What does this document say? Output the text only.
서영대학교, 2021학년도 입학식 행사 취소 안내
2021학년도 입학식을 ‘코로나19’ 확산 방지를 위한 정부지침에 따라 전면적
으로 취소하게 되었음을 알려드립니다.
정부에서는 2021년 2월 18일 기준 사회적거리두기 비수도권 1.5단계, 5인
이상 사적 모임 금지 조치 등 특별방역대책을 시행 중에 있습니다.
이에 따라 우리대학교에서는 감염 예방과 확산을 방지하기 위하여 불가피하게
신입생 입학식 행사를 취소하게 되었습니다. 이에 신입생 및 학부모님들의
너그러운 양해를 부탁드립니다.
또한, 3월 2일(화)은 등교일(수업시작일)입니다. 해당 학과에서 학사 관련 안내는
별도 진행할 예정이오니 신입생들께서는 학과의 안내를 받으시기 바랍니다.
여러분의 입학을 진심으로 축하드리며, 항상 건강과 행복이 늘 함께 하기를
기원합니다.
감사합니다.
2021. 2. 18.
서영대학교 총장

Exercise description
Reproduce the whole listing word for word.

Answer to this exercise
What does this document say? Output the text only.
서영대학교, 2021학년도 입학식 행사 취소 안내
2021학년도 입학식을 ‘코로나19’ 확산 방지를 위한 정부지침에 따라 전면적
으로 취소하게 되었음을 알려드립니다.
정부에서는 2021년 2월 18일 기준 사회적거리두기 비수도권 1.5단계, 5인
이상 사적 모임 금지 조치 등 특별방역대책을 시행 중에 있습니다.
이에 따라 우리대학교에서는 감염 예방과 확산을 방지하기 위하여 불가피하게
신입생 입학식 행사를 취소하게 되었습니다. 이에 신입생 및 학부모님들의
너그러운 양해를 부탁드립니다.
또한, 3월 2일(화)은 등교일(수업시작일)입니다. 해당 학과에서 학사 관련 안내는
별도 진행할 예정이오니 신입생들께서는 학과의 안내를 받으시기 바랍니다.
여러분의 입학을 진심으로 축하드리며, 항상 건강과 행복이 늘 함께 하기를
기원합니다.
감사합니다.
2021. 2. 18.
서영대학교 총장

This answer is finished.